» **Challenge**: Using the material that follows, identify and copy each line with the string "proceedings".

Stored items
========
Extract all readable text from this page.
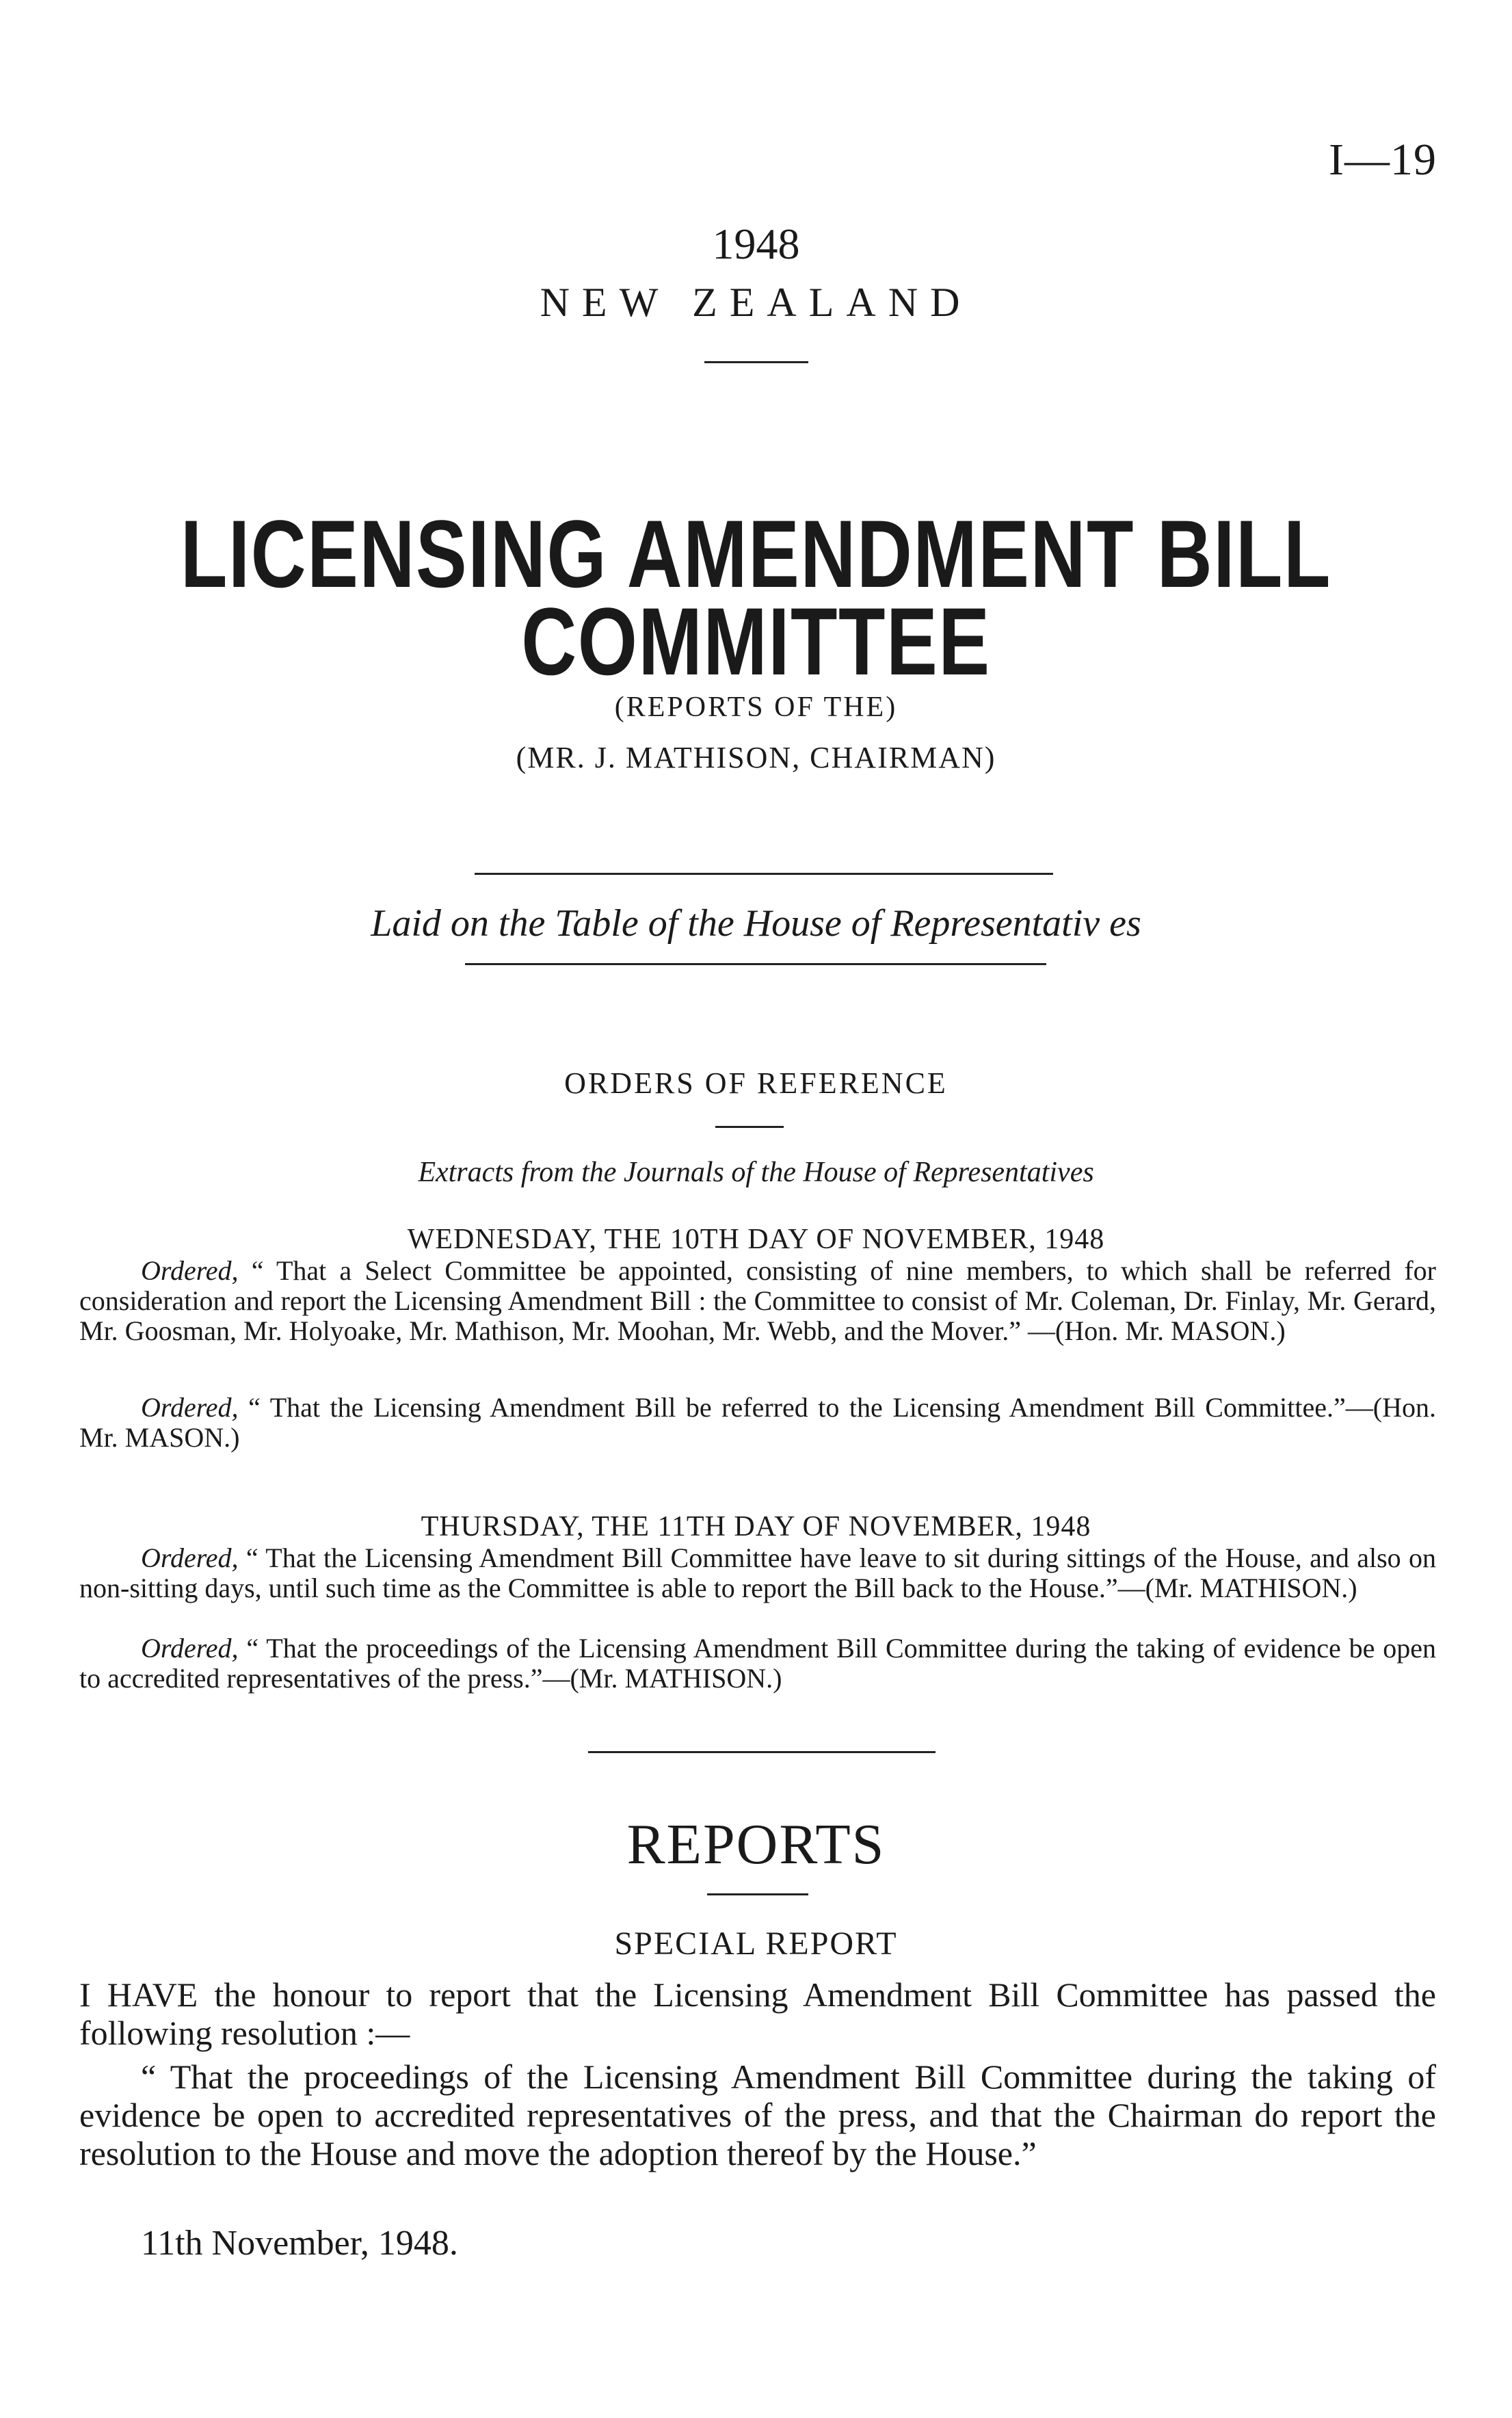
I—19
1948
NEW ZEALAND
LICENSING AMENDMENT BILL
COMMITTEE
(REPORTS OF THE)
(MR. J. MATHISON, CHAIRMAN)
Laid on the Table of the House of Representativ es
ORDERS OF REFERENCE
Extracts from the Journals of the House of Representatives
WEDNESDAY, THE 10TH DAY OF NOVEMBER, 1948
Ordered, “ That a Select Committee be appointed, consisting of nine members, to which shall be referred for consideration and report the Licensing Amendment Bill : the Committee to consist of Mr. Coleman, Dr. Finlay, Mr. Gerard, Mr. Goosman, Mr. Holyoake, Mr. Mathison, Mr. Moohan, Mr. Webb, and the Mover.” —(Hon. Mr. MASON.)
Ordered, “ That the Licensing Amendment Bill be referred to the Licensing Amendment Bill Committee.”—(Hon. Mr. MASON.)
THURSDAY, THE 11TH DAY OF NOVEMBER, 1948
Ordered, “ That the Licensing Amendment Bill Committee have leave to sit during sittings of the House, and also on non-sitting days, until such time as the Committee is able to report the Bill back to the House.”—(Mr. MATHISON.)
Ordered, “ That the proceedings of the Licensing Amendment Bill Committee during the taking of evidence be open to accredited representatives of the press.”—(Mr. MATHISON.)
REPORTS
SPECIAL REPORT
I HAVE the honour to report that the Licensing Amendment Bill Committee has passed the following resolution :—
“ That the proceedings of the Licensing Amendment Bill Committee during the taking of evidence be open to accredited representatives of the press, and that the Chairman do report the resolution to the House and move the adoption thereof by the House.”
11th November, 1948.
========
» **Full answer**:
Ordered, “ That the proceedings of the Licensing Amendment Bill Committee during the taking of evidence be open to accredited representatives of the press.”—(Mr. MATHISON.)
“ That the proceedings of the Licensing Amendment Bill Committee during the taking of evidence be open to accredited representatives of the press, and that the Chairman do report the resolution to the House and move the adoption thereof by the House.”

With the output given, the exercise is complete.